*PROBLEM:* Transcribe the records that follow. Keep every word exactly, and drop the pictures.

*DATA LISTING:*
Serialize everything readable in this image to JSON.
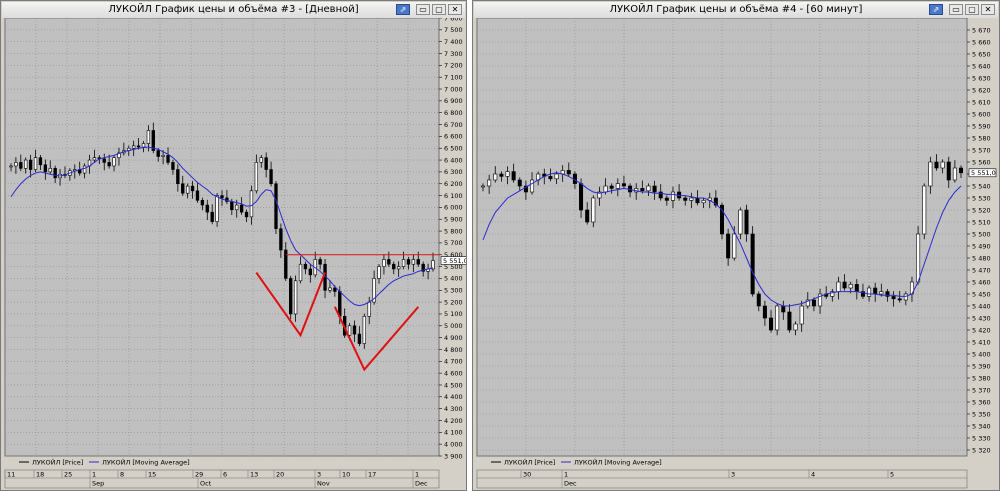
{
  "windows": {
    "left": {
      "title": "ЛУКОЙЛ График цены и объёма #3 - [Дневной]",
      "buttons": [
        "⇗",
        "▭",
        "▢",
        "✕"
      ]
    },
    "right": {
      "title": "ЛУКОЙЛ График цены и объёма #4 - [60 минут]",
      "buttons": [
        "⇗",
        "▭",
        "▢",
        "✕"
      ]
    }
  },
  "colors": {
    "bg": "#c0c0c0",
    "grid": "#8c8c8c",
    "ma": "#2a2ad0",
    "annot": "#e01010",
    "candle": "#000000"
  },
  "chart_data": [
    {
      "type": "line",
      "title": "ЛУКОЙЛ График цены и объёма #3 - [Дневной]",
      "ylim": [
        3900,
        7600
      ],
      "y_ticks": [
        3900,
        4000,
        4100,
        4200,
        4300,
        4400,
        4500,
        4600,
        4700,
        4800,
        4900,
        5000,
        5100,
        5200,
        5300,
        5400,
        5500,
        5600,
        5700,
        5800,
        5900,
        6000,
        6100,
        6200,
        6300,
        6400,
        6500,
        6600,
        6700,
        6800,
        6900,
        7000,
        7100,
        7200,
        7300,
        7400,
        7500,
        7600
      ],
      "x_day_labels": [
        "11",
        "18",
        "25",
        "1",
        "8",
        "15",
        "29",
        "6",
        "13",
        "20",
        "3",
        "10",
        "17",
        "1"
      ],
      "x_month_labels": [
        "Sep",
        "Oct",
        "Nov",
        "Dec"
      ],
      "last_price_label": "5 551,0",
      "series": [
        {
          "name": "ЛУКОЙЛ [Price]",
          "values": [
            6350,
            6380,
            6330,
            6400,
            6320,
            6420,
            6360,
            6300,
            6330,
            6250,
            6280,
            6270,
            6310,
            6320,
            6290,
            6350,
            6400,
            6420,
            6410,
            6380,
            6350,
            6420,
            6460,
            6480,
            6500,
            6520,
            6510,
            6540,
            6650,
            6480,
            6430,
            6440,
            6380,
            6320,
            6200,
            6120,
            6180,
            6140,
            6060,
            6020,
            5960,
            5880,
            6100,
            6080,
            6050,
            5980,
            6020,
            5960,
            5920,
            6140,
            6380,
            6420,
            6320,
            6200,
            5820,
            5640,
            5400,
            5100,
            5380,
            5520,
            5480,
            5430,
            5560,
            5520,
            5300,
            5320,
            5290,
            5080,
            4920,
            5000,
            4930,
            4850,
            5080,
            5200,
            5400,
            5500,
            5560,
            5520,
            5480,
            5500,
            5560,
            5520,
            5560,
            5520,
            5460,
            5480,
            5551
          ]
        },
        {
          "name": "ЛУКОЙЛ [Moving Average]",
          "values": [
            6090,
            6150,
            6200,
            6240,
            6270,
            6290,
            6300,
            6290,
            6280,
            6270,
            6265,
            6275,
            6290,
            6305,
            6320,
            6330,
            6350,
            6380,
            6410,
            6420,
            6430,
            6440,
            6455,
            6470,
            6480,
            6490,
            6500,
            6505,
            6510,
            6500,
            6490,
            6470,
            6450,
            6420,
            6380,
            6330,
            6290,
            6250,
            6210,
            6180,
            6150,
            6110,
            6090,
            6070,
            6060,
            6050,
            6040,
            6030,
            6010,
            6015,
            6050,
            6110,
            6150,
            6140,
            6060,
            5940,
            5820,
            5720,
            5640,
            5600,
            5560,
            5520,
            5490,
            5460,
            5420,
            5380,
            5330,
            5290,
            5250,
            5210,
            5180,
            5170,
            5180,
            5200,
            5230,
            5270,
            5310,
            5350,
            5380,
            5400,
            5420,
            5430,
            5440,
            5460,
            5470,
            5480,
            5490
          ]
        }
      ],
      "annotations": {
        "resistance_level": 5600,
        "v_shapes": [
          {
            "index_start": 50,
            "index_bottom": 59,
            "index_end": 64,
            "top_value": 5450,
            "bottom_value": 4920
          },
          {
            "index_start": 66,
            "index_bottom": 72,
            "index_end": 83,
            "top_value": 5160,
            "bottom_value": 4630
          }
        ]
      },
      "legend": [
        "ЛУКОЙЛ [Price]",
        "ЛУКОЙЛ [Moving Average]"
      ],
      "grid": true,
      "legend_position": "bottom-left"
    },
    {
      "type": "line",
      "title": "ЛУКОЙЛ График цены и объёма #4 - [60 минут]",
      "ylim": [
        5315,
        5680
      ],
      "y_ticks": [
        5320,
        5330,
        5340,
        5350,
        5360,
        5370,
        5380,
        5390,
        5400,
        5410,
        5420,
        5430,
        5440,
        5450,
        5460,
        5470,
        5480,
        5490,
        5500,
        5510,
        5520,
        5530,
        5540,
        5550,
        5560,
        5570,
        5580,
        5590,
        5600,
        5610,
        5620,
        5630,
        5640,
        5650,
        5660,
        5670
      ],
      "x_day_labels": [
        "30",
        "1",
        "3",
        "4",
        "5"
      ],
      "x_month_labels": [
        "Dec"
      ],
      "last_price_label": "5 551,0",
      "series": [
        {
          "name": "ЛУКОЙЛ [Price]",
          "values": [
            5540,
            5545,
            5550,
            5548,
            5552,
            5545,
            5540,
            5535,
            5545,
            5550,
            5548,
            5546,
            5550,
            5553,
            5550,
            5542,
            5520,
            5510,
            5530,
            5535,
            5540,
            5538,
            5542,
            5540,
            5535,
            5538,
            5536,
            5540,
            5535,
            5530,
            5528,
            5535,
            5530,
            5528,
            5530,
            5526,
            5528,
            5530,
            5524,
            5500,
            5480,
            5500,
            5520,
            5500,
            5450,
            5440,
            5430,
            5420,
            5440,
            5435,
            5420,
            5425,
            5440,
            5445,
            5440,
            5450,
            5448,
            5452,
            5460,
            5455,
            5458,
            5452,
            5448,
            5455,
            5450,
            5452,
            5448,
            5446,
            5445,
            5450,
            5460,
            5500,
            5540,
            5560,
            5555,
            5560,
            5545,
            5555,
            5551
          ]
        },
        {
          "name": "ЛУКОЙЛ [Moving Average]",
          "values": [
            5495,
            5508,
            5518,
            5524,
            5530,
            5533,
            5536,
            5539,
            5542,
            5545,
            5548,
            5550,
            5551,
            5550,
            5548,
            5545,
            5542,
            5538,
            5535,
            5534,
            5535,
            5536,
            5537,
            5538,
            5537,
            5536,
            5535,
            5535,
            5534,
            5534,
            5533,
            5533,
            5532,
            5532,
            5531,
            5530,
            5530,
            5528,
            5525,
            5520,
            5512,
            5502,
            5492,
            5480,
            5468,
            5458,
            5450,
            5445,
            5442,
            5440,
            5440,
            5441,
            5442,
            5444,
            5446,
            5448,
            5450,
            5451,
            5452,
            5452,
            5452,
            5452,
            5451,
            5450,
            5450,
            5449,
            5449,
            5449,
            5448,
            5448,
            5450,
            5460,
            5475,
            5490,
            5505,
            5518,
            5528,
            5535,
            5540
          ]
        }
      ],
      "legend": [
        "ЛУКОЙЛ [Price]",
        "ЛУКОЙЛ [Moving Average]"
      ],
      "grid": true,
      "legend_position": "bottom-left"
    }
  ]
}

*ANSWER IN FULL:*
Serialize everything readable in this image to JSON.
{
  "windows": {
    "left": {
      "title": "ЛУКОЙЛ График цены и объёма #3 - [Дневной]",
      "buttons": [
        "⇗",
        "▭",
        "▢",
        "✕"
      ]
    },
    "right": {
      "title": "ЛУКОЙЛ График цены и объёма #4 - [60 минут]",
      "buttons": [
        "⇗",
        "▭",
        "▢",
        "✕"
      ]
    }
  },
  "colors": {
    "bg": "#c0c0c0",
    "grid": "#8c8c8c",
    "ma": "#2a2ad0",
    "annot": "#e01010",
    "candle": "#000000"
  },
  "chart_data": [
    {
      "type": "line",
      "title": "ЛУКОЙЛ График цены и объёма #3 - [Дневной]",
      "ylim": [
        3900,
        7600
      ],
      "y_ticks": [
        3900,
        4000,
        4100,
        4200,
        4300,
        4400,
        4500,
        4600,
        4700,
        4800,
        4900,
        5000,
        5100,
        5200,
        5300,
        5400,
        5500,
        5600,
        5700,
        5800,
        5900,
        6000,
        6100,
        6200,
        6300,
        6400,
        6500,
        6600,
        6700,
        6800,
        6900,
        7000,
        7100,
        7200,
        7300,
        7400,
        7500,
        7600
      ],
      "x_day_labels": [
        "11",
        "18",
        "25",
        "1",
        "8",
        "15",
        "29",
        "6",
        "13",
        "20",
        "3",
        "10",
        "17",
        "1"
      ],
      "x_month_labels": [
        "Sep",
        "Oct",
        "Nov",
        "Dec"
      ],
      "last_price_label": "5 551,0",
      "series": [
        {
          "name": "ЛУКОЙЛ [Price]",
          "values": [
            6350,
            6380,
            6330,
            6400,
            6320,
            6420,
            6360,
            6300,
            6330,
            6250,
            6280,
            6270,
            6310,
            6320,
            6290,
            6350,
            6400,
            6420,
            6410,
            6380,
            6350,
            6420,
            6460,
            6480,
            6500,
            6520,
            6510,
            6540,
            6650,
            6480,
            6430,
            6440,
            6380,
            6320,
            6200,
            6120,
            6180,
            6140,
            6060,
            6020,
            5960,
            5880,
            6100,
            6080,
            6050,
            5980,
            6020,
            5960,
            5920,
            6140,
            6380,
            6420,
            6320,
            6200,
            5820,
            5640,
            5400,
            5100,
            5380,
            5520,
            5480,
            5430,
            5560,
            5520,
            5300,
            5320,
            5290,
            5080,
            4920,
            5000,
            4930,
            4850,
            5080,
            5200,
            5400,
            5500,
            5560,
            5520,
            5480,
            5500,
            5560,
            5520,
            5560,
            5520,
            5460,
            5480,
            5551
          ]
        },
        {
          "name": "ЛУКОЙЛ [Moving Average]",
          "values": [
            6090,
            6150,
            6200,
            6240,
            6270,
            6290,
            6300,
            6290,
            6280,
            6270,
            6265,
            6275,
            6290,
            6305,
            6320,
            6330,
            6350,
            6380,
            6410,
            6420,
            6430,
            6440,
            6455,
            6470,
            6480,
            6490,
            6500,
            6505,
            6510,
            6500,
            6490,
            6470,
            6450,
            6420,
            6380,
            6330,
            6290,
            6250,
            6210,
            6180,
            6150,
            6110,
            6090,
            6070,
            6060,
            6050,
            6040,
            6030,
            6010,
            6015,
            6050,
            6110,
            6150,
            6140,
            6060,
            5940,
            5820,
            5720,
            5640,
            5600,
            5560,
            5520,
            5490,
            5460,
            5420,
            5380,
            5330,
            5290,
            5250,
            5210,
            5180,
            5170,
            5180,
            5200,
            5230,
            5270,
            5310,
            5350,
            5380,
            5400,
            5420,
            5430,
            5440,
            5460,
            5470,
            5480,
            5490
          ]
        }
      ],
      "annotations": {
        "resistance_level": 5600,
        "v_shapes": [
          {
            "index_start": 50,
            "index_bottom": 59,
            "index_end": 64,
            "top_value": 5450,
            "bottom_value": 4920
          },
          {
            "index_start": 66,
            "index_bottom": 72,
            "index_end": 83,
            "top_value": 5160,
            "bottom_value": 4630
          }
        ]
      },
      "legend": [
        "ЛУКОЙЛ [Price]",
        "ЛУКОЙЛ [Moving Average]"
      ],
      "grid": true,
      "legend_position": "bottom-left"
    },
    {
      "type": "line",
      "title": "ЛУКОЙЛ График цены и объёма #4 - [60 минут]",
      "ylim": [
        5315,
        5680
      ],
      "y_ticks": [
        5320,
        5330,
        5340,
        5350,
        5360,
        5370,
        5380,
        5390,
        5400,
        5410,
        5420,
        5430,
        5440,
        5450,
        5460,
        5470,
        5480,
        5490,
        5500,
        5510,
        5520,
        5530,
        5540,
        5550,
        5560,
        5570,
        5580,
        5590,
        5600,
        5610,
        5620,
        5630,
        5640,
        5650,
        5660,
        5670
      ],
      "x_day_labels": [
        "30",
        "1",
        "3",
        "4",
        "5"
      ],
      "x_month_labels": [
        "Dec"
      ],
      "last_price_label": "5 551,0",
      "series": [
        {
          "name": "ЛУКОЙЛ [Price]",
          "values": [
            5540,
            5545,
            5550,
            5548,
            5552,
            5545,
            5540,
            5535,
            5545,
            5550,
            5548,
            5546,
            5550,
            5553,
            5550,
            5542,
            5520,
            5510,
            5530,
            5535,
            5540,
            5538,
            5542,
            5540,
            5535,
            5538,
            5536,
            5540,
            5535,
            5530,
            5528,
            5535,
            5530,
            5528,
            5530,
            5526,
            5528,
            5530,
            5524,
            5500,
            5480,
            5500,
            5520,
            5500,
            5450,
            5440,
            5430,
            5420,
            5440,
            5435,
            5420,
            5425,
            5440,
            5445,
            5440,
            5450,
            5448,
            5452,
            5460,
            5455,
            5458,
            5452,
            5448,
            5455,
            5450,
            5452,
            5448,
            5446,
            5445,
            5450,
            5460,
            5500,
            5540,
            5560,
            5555,
            5560,
            5545,
            5555,
            5551
          ]
        },
        {
          "name": "ЛУКОЙЛ [Moving Average]",
          "values": [
            5495,
            5508,
            5518,
            5524,
            5530,
            5533,
            5536,
            5539,
            5542,
            5545,
            5548,
            5550,
            5551,
            5550,
            5548,
            5545,
            5542,
            5538,
            5535,
            5534,
            5535,
            5536,
            5537,
            5538,
            5537,
            5536,
            5535,
            5535,
            5534,
            5534,
            5533,
            5533,
            5532,
            5532,
            5531,
            5530,
            5530,
            5528,
            5525,
            5520,
            5512,
            5502,
            5492,
            5480,
            5468,
            5458,
            5450,
            5445,
            5442,
            5440,
            5440,
            5441,
            5442,
            5444,
            5446,
            5448,
            5450,
            5451,
            5452,
            5452,
            5452,
            5452,
            5451,
            5450,
            5450,
            5449,
            5449,
            5449,
            5448,
            5448,
            5450,
            5460,
            5475,
            5490,
            5505,
            5518,
            5528,
            5535,
            5540
          ]
        }
      ],
      "legend": [
        "ЛУКОЙЛ [Price]",
        "ЛУКОЙЛ [Moving Average]"
      ],
      "grid": true,
      "legend_position": "bottom-left"
    }
  ]
}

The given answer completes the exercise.